◆ What you should do:
Look for "KELAS" in each line of the entries, and return the matching lines.
---------- Data for the task ----------
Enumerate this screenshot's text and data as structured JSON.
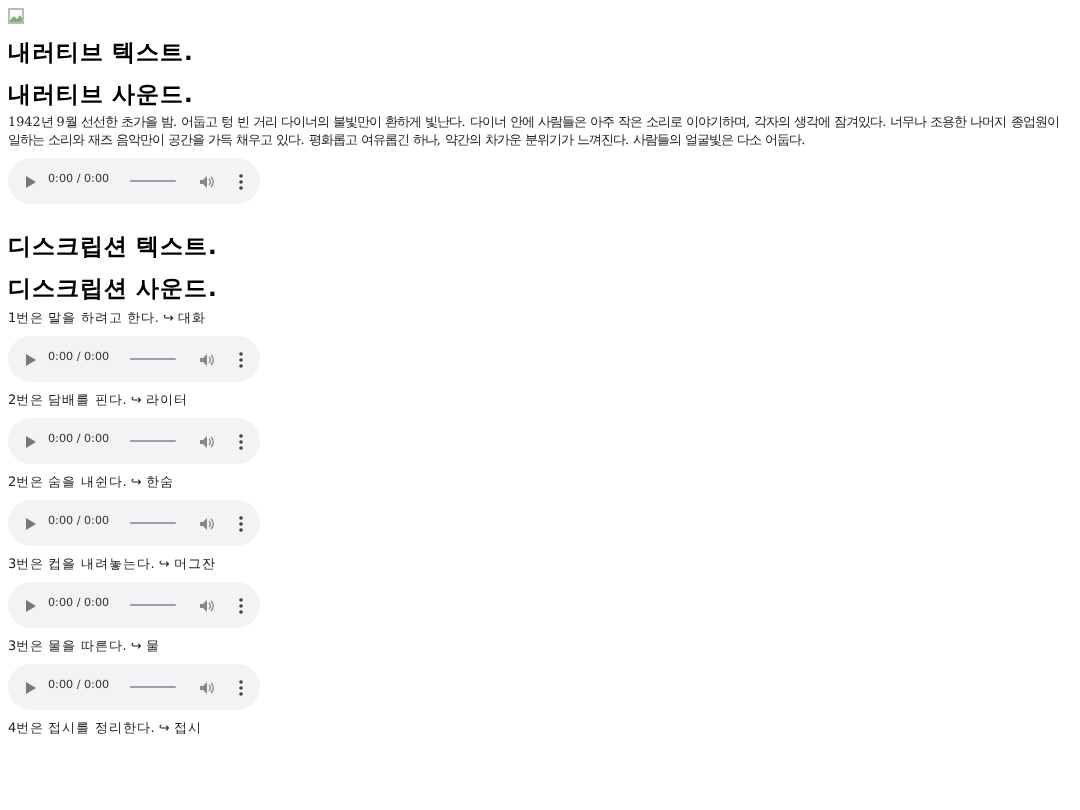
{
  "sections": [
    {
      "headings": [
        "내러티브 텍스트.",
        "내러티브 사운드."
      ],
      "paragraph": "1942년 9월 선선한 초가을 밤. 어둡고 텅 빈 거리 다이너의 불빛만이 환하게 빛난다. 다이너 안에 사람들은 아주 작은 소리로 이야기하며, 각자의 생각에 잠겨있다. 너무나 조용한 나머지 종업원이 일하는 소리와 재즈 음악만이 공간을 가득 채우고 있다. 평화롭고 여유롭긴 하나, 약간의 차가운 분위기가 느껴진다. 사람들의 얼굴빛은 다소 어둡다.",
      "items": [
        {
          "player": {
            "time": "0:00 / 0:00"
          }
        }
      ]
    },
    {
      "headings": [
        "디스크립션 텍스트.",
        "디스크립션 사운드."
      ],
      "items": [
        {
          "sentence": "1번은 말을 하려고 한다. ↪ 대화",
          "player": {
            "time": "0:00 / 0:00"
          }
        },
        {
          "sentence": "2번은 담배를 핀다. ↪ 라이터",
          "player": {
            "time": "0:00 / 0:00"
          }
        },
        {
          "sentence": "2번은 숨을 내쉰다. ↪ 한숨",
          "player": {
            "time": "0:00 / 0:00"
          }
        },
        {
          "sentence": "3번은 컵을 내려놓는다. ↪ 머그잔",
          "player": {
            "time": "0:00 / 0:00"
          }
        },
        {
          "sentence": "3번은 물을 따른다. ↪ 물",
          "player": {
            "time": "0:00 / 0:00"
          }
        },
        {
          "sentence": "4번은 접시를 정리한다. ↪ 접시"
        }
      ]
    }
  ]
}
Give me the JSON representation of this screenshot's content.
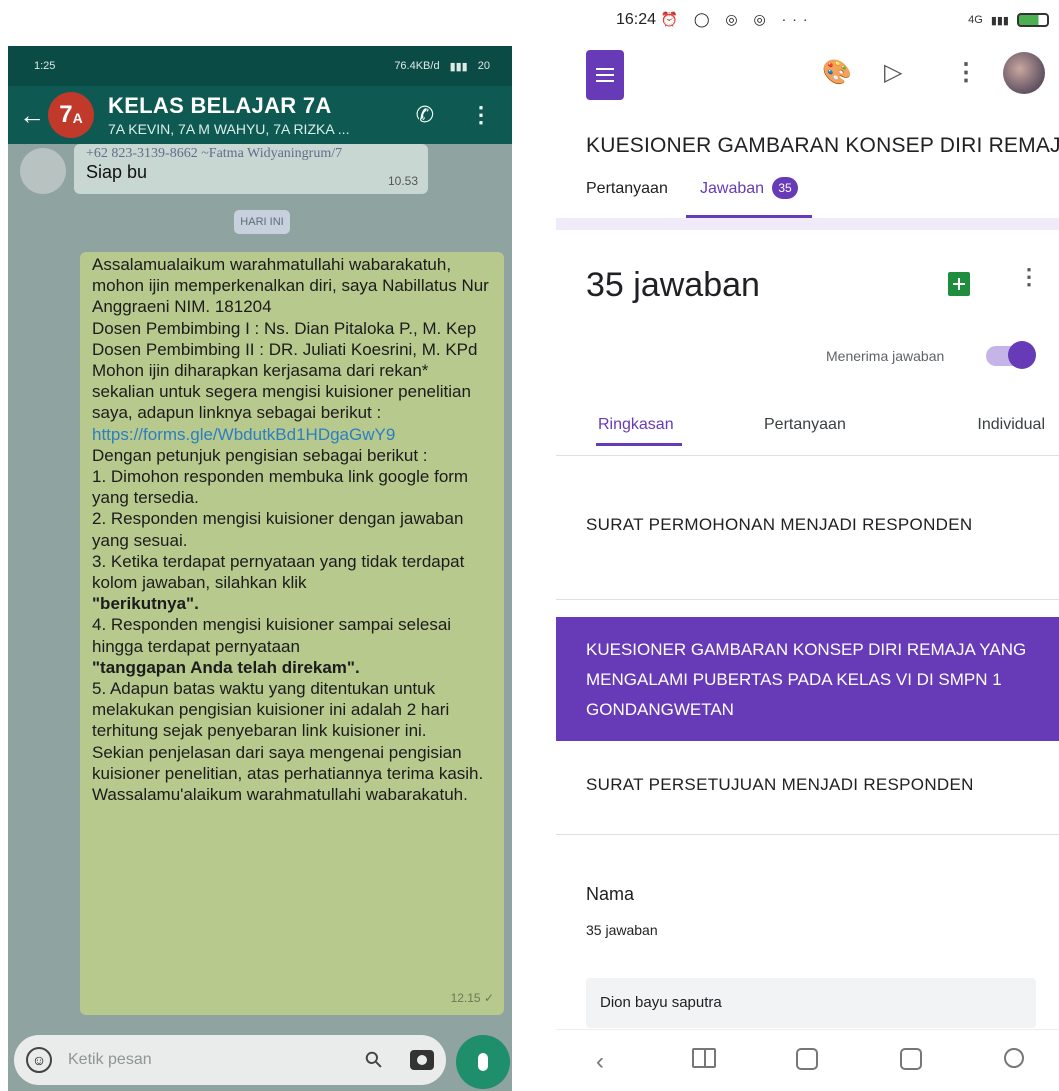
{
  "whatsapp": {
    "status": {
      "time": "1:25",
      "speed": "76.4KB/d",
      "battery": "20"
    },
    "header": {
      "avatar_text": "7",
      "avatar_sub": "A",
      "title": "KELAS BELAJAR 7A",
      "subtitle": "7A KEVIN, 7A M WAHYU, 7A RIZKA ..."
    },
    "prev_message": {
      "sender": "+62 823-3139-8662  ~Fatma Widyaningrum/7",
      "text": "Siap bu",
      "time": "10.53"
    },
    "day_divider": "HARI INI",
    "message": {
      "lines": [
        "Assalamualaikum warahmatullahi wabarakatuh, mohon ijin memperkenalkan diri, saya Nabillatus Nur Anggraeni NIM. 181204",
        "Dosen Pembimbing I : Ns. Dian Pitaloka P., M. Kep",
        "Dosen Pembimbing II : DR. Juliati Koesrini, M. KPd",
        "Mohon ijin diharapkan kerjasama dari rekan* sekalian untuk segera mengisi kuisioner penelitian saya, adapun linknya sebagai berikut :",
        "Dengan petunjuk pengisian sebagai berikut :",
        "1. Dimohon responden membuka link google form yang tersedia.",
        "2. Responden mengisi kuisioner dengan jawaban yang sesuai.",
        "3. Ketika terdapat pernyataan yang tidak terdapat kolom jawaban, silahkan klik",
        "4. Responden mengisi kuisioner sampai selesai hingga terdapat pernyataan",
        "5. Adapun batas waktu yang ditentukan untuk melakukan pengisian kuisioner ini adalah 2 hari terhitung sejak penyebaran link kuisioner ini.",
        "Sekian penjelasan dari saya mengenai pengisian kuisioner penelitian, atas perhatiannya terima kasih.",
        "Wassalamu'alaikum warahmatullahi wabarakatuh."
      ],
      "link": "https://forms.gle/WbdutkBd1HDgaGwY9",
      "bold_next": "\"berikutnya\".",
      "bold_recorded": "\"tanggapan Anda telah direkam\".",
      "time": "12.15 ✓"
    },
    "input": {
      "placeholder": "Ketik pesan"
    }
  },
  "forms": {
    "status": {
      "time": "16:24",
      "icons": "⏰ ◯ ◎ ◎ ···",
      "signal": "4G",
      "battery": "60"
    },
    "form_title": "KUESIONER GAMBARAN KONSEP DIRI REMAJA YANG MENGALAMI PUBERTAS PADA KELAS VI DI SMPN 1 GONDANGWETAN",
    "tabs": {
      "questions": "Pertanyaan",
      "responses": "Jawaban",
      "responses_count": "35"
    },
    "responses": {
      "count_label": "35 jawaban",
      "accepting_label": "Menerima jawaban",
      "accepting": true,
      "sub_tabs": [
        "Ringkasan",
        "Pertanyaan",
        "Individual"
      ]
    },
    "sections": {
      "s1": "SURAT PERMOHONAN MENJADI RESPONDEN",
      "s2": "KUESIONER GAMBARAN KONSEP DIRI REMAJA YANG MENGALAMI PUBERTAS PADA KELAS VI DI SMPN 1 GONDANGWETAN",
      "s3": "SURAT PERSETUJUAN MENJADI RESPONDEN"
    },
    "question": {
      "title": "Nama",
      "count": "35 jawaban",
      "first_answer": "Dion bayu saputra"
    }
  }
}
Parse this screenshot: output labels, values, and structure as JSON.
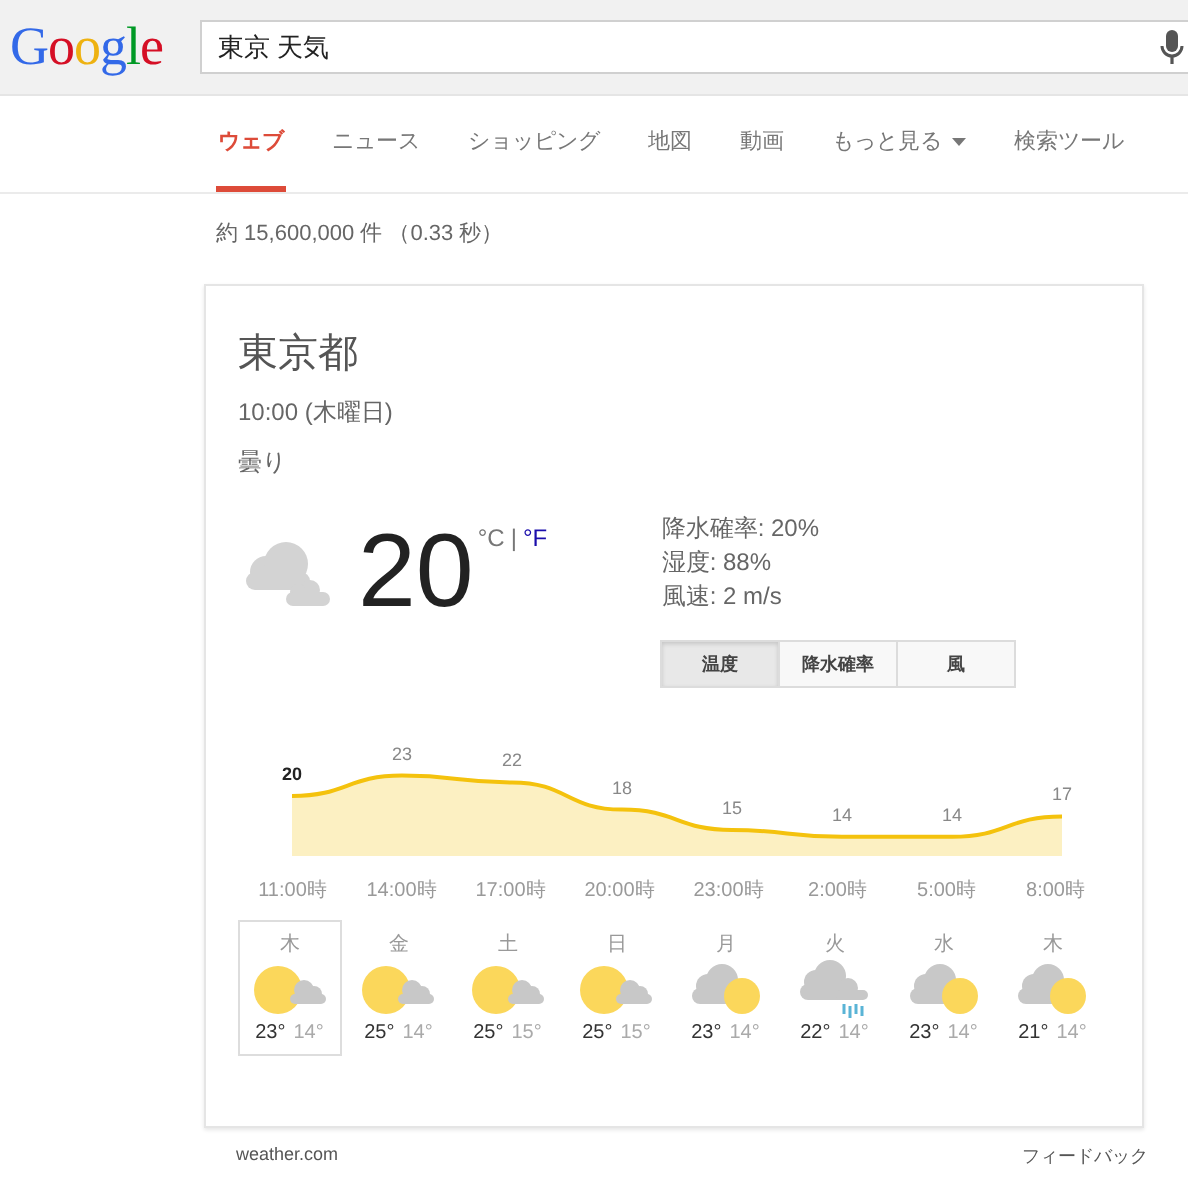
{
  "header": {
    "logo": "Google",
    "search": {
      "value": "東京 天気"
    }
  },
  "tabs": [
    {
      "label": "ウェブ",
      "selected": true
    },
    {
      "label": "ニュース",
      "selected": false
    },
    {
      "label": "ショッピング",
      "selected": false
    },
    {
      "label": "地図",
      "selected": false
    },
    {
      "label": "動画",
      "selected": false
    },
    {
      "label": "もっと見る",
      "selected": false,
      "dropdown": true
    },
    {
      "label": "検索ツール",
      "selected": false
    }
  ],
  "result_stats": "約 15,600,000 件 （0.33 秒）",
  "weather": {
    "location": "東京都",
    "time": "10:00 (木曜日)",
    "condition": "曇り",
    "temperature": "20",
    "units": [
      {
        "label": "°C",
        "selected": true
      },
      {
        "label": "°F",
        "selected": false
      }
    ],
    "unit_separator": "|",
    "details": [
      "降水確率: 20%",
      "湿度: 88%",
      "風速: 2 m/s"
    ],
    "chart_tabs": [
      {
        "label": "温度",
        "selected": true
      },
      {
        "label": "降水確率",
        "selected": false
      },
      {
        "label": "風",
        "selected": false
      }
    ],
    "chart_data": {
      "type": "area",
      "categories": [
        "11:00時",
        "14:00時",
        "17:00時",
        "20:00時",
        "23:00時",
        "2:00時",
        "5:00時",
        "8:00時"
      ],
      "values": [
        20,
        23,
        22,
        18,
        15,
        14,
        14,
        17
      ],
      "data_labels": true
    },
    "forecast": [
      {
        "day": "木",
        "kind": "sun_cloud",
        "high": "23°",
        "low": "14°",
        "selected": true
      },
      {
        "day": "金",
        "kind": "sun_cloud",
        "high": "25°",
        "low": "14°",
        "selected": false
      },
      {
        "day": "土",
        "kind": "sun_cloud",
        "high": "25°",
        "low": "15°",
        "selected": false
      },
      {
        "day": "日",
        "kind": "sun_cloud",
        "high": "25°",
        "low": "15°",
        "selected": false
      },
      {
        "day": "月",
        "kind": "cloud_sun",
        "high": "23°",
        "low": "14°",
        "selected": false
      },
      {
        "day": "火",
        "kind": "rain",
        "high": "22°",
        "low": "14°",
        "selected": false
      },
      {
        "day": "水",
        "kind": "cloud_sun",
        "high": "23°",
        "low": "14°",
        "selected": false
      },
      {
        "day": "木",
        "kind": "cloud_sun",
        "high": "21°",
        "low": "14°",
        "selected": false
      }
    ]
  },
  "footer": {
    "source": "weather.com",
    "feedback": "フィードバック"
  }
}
----------
◆ The solution:
      "title": "KELAS BELAJAR 7A",
    "form_title": "KUESIONER GAMBARAN KONSEP DIRI REMAJA YANG MENGALAMI PUBERTAS PADA KELAS VI DI SMPN 1 GONDANGWETAN",
      "s2": "KUESIONER GAMBARAN KONSEP DIRI REMAJA YANG MENGALAMI PUBERTAS PADA KELAS VI DI SMPN 1 GONDANGWETAN",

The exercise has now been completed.